[The request]
Extract every line of the material below and reproduce it faithfully.
═══ Data ═══
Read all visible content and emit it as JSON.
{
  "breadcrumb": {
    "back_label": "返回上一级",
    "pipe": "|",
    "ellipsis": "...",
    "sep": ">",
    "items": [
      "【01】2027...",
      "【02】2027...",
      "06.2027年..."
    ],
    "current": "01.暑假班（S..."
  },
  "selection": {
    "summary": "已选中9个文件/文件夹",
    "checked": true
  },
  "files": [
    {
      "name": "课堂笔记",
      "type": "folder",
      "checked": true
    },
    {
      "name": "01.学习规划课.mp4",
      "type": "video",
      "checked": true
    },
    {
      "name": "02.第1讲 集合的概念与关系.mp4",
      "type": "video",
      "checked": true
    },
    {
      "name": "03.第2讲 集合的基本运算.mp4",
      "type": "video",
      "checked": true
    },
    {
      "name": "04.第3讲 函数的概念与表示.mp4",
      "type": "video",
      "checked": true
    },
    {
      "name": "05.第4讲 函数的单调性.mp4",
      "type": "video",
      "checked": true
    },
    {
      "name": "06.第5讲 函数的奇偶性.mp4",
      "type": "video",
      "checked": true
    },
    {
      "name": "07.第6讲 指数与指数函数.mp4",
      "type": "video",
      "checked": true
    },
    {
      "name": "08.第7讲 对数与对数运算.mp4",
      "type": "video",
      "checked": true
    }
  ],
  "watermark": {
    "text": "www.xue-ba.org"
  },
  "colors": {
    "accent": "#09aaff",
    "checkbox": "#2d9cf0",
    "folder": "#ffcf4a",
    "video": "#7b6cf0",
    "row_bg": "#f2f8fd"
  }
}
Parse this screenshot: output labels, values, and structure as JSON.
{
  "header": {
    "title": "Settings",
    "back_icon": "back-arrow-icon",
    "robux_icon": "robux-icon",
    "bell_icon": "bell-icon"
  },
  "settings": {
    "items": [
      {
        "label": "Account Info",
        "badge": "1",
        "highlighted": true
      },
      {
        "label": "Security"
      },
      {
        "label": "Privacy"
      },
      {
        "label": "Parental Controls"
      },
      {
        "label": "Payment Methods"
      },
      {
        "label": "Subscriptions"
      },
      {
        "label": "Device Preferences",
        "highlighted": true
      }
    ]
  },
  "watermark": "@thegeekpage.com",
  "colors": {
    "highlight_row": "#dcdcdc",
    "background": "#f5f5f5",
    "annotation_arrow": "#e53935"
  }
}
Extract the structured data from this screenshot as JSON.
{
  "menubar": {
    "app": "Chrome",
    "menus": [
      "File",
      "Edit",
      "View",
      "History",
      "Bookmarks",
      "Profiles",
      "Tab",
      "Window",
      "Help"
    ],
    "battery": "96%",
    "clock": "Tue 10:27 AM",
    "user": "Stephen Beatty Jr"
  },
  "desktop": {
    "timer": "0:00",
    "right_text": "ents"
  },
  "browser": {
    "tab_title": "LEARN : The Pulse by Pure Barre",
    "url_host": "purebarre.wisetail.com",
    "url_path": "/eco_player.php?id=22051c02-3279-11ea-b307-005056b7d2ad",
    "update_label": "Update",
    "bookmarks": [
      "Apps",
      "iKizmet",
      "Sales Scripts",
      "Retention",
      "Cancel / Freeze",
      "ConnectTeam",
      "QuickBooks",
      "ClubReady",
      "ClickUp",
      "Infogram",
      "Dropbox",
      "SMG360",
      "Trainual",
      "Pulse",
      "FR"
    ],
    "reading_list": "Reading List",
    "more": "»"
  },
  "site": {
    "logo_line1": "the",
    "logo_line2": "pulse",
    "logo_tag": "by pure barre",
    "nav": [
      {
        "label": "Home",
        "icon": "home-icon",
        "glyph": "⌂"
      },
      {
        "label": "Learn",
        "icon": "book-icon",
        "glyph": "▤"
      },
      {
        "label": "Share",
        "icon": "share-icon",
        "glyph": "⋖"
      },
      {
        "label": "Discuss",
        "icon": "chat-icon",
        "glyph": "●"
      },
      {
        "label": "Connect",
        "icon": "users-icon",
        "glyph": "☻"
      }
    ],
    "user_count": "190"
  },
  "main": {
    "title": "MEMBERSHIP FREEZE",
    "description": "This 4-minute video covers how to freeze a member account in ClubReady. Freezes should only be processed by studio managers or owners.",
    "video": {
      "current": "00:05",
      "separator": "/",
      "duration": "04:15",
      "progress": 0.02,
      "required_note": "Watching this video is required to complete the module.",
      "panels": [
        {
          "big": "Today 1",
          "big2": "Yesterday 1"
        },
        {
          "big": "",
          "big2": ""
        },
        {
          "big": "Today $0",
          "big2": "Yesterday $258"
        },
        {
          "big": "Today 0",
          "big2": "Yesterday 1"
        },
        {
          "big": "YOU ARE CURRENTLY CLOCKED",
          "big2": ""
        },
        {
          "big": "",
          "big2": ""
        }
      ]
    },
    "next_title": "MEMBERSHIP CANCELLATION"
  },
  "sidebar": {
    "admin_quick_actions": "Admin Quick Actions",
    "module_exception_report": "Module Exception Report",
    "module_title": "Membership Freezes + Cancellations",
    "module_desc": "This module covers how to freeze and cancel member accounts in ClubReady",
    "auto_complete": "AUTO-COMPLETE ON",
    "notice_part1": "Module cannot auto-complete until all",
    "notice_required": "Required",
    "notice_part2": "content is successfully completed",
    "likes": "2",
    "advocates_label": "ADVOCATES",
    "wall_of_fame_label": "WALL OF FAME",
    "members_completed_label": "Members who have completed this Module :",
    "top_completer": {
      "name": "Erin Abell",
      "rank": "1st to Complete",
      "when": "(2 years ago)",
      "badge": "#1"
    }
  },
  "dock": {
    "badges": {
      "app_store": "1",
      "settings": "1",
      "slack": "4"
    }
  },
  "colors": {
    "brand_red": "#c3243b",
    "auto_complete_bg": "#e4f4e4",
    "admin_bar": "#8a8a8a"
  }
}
═══
[Solution]
Read all visible content and emit it as JSON.
{
  "breadcrumb": {
    "back_label": "返回上一级",
    "pipe": "|",
    "ellipsis": "...",
    "sep": ">",
    "items": [
      "【01】2027...",
      "【02】2027...",
      "06.2027年..."
    ],
    "current": "01.暑假班（S..."
  },
  "selection": {
    "summary": "已选中9个文件/文件夹",
    "checked": true
  },
  "files": [
    {
      "name": "课堂笔记",
      "type": "folder",
      "checked": true
    },
    {
      "name": "01.学习规划课.mp4",
      "type": "video",
      "checked": true
    },
    {
      "name": "02.第1讲 集合的概念与关系.mp4",
      "type": "video",
      "checked": true
    },
    {
      "name": "03.第2讲 集合的基本运算.mp4",
      "type": "video",
      "checked": true
    },
    {
      "name": "04.第3讲 函数的概念与表示.mp4",
      "type": "video",
      "checked": true
    },
    {
      "name": "05.第4讲 函数的单调性.mp4",
      "type": "video",
      "checked": true
    },
    {
      "name": "06.第5讲 函数的奇偶性.mp4",
      "type": "video",
      "checked": true
    },
    {
      "name": "07.第6讲 指数与指数函数.mp4",
      "type": "video",
      "checked": true
    },
    {
      "name": "08.第7讲 对数与对数运算.mp4",
      "type": "video",
      "checked": true
    }
  ],
  "watermark": {
    "text": "www.xue-ba.org"
  },
  "colors": {
    "accent": "#09aaff",
    "checkbox": "#2d9cf0",
    "folder": "#ffcf4a",
    "video": "#7b6cf0",
    "row_bg": "#f2f8fd"
  }
}
Parse this screenshot: output labels, values, and structure as JSON.
{
  "header": {
    "title": "Settings",
    "back_icon": "back-arrow-icon",
    "robux_icon": "robux-icon",
    "bell_icon": "bell-icon"
  },
  "settings": {
    "items": [
      {
        "label": "Account Info",
        "badge": "1",
        "highlighted": true
      },
      {
        "label": "Security"
      },
      {
        "label": "Privacy"
      },
      {
        "label": "Parental Controls"
      },
      {
        "label": "Payment Methods"
      },
      {
        "label": "Subscriptions"
      },
      {
        "label": "Device Preferences",
        "highlighted": true
      }
    ]
  },
  "watermark": "@thegeekpage.com",
  "colors": {
    "highlight_row": "#dcdcdc",
    "background": "#f5f5f5",
    "annotation_arrow": "#e53935"
  }
}
Extract the structured data from this screenshot as JSON.
{
  "menubar": {
    "app": "Chrome",
    "menus": [
      "File",
      "Edit",
      "View",
      "History",
      "Bookmarks",
      "Profiles",
      "Tab",
      "Window",
      "Help"
    ],
    "battery": "96%",
    "clock": "Tue 10:27 AM",
    "user": "Stephen Beatty Jr"
  },
  "desktop": {
    "timer": "0:00",
    "right_text": "ents"
  },
  "browser": {
    "tab_title": "LEARN : The Pulse by Pure Barre",
    "url_host": "purebarre.wisetail.com",
    "url_path": "/eco_player.php?id=22051c02-3279-11ea-b307-005056b7d2ad",
    "update_label": "Update",
    "bookmarks": [
      "Apps",
      "iKizmet",
      "Sales Scripts",
      "Retention",
      "Cancel / Freeze",
      "ConnectTeam",
      "QuickBooks",
      "ClubReady",
      "ClickUp",
      "Infogram",
      "Dropbox",
      "SMG360",
      "Trainual",
      "Pulse",
      "FR"
    ],
    "reading_list": "Reading List",
    "more": "»"
  },
  "site": {
    "logo_line1": "the",
    "logo_line2": "pulse",
    "logo_tag": "by pure barre",
    "nav": [
      {
        "label": "Home",
        "icon": "home-icon",
        "glyph": "⌂"
      },
      {
        "label": "Learn",
        "icon": "book-icon",
        "glyph": "▤"
      },
      {
        "label": "Share",
        "icon": "share-icon",
        "glyph": "⋖"
      },
      {
        "label": "Discuss",
        "icon": "chat-icon",
        "glyph": "●"
      },
      {
        "label": "Connect",
        "icon": "users-icon",
        "glyph": "☻"
      }
    ],
    "user_count": "190"
  },
  "main": {
    "title": "MEMBERSHIP FREEZE",
    "description": "This 4-minute video covers how to freeze a member account in ClubReady. Freezes should only be processed by studio managers or owners.",
    "video": {
      "current": "00:05",
      "separator": "/",
      "duration": "04:15",
      "progress": 0.02,
      "required_note": "Watching this video is required to complete the module.",
      "panels": [
        {
          "big": "Today 1",
          "big2": "Yesterday 1"
        },
        {
          "big": "",
          "big2": ""
        },
        {
          "big": "Today $0",
          "big2": "Yesterday $258"
        },
        {
          "big": "Today 0",
          "big2": "Yesterday 1"
        },
        {
          "big": "YOU ARE CURRENTLY CLOCKED",
          "big2": ""
        },
        {
          "big": "",
          "big2": ""
        }
      ]
    },
    "next_title": "MEMBERSHIP CANCELLATION"
  },
  "sidebar": {
    "admin_quick_actions": "Admin Quick Actions",
    "module_exception_report": "Module Exception Report",
    "module_title": "Membership Freezes + Cancellations",
    "module_desc": "This module covers how to freeze and cancel member accounts in ClubReady",
    "auto_complete": "AUTO-COMPLETE ON",
    "notice_part1": "Module cannot auto-complete until all",
    "notice_required": "Required",
    "notice_part2": "content is successfully completed",
    "likes": "2",
    "advocates_label": "ADVOCATES",
    "wall_of_fame_label": "WALL OF FAME",
    "members_completed_label": "Members who have completed this Module :",
    "top_completer": {
      "name": "Erin Abell",
      "rank": "1st to Complete",
      "when": "(2 years ago)",
      "badge": "#1"
    }
  },
  "dock": {
    "badges": {
      "app_store": "1",
      "settings": "1",
      "slack": "4"
    }
  },
  "colors": {
    "brand_red": "#c3243b",
    "auto_complete_bg": "#e4f4e4",
    "admin_bar": "#8a8a8a"
  }
}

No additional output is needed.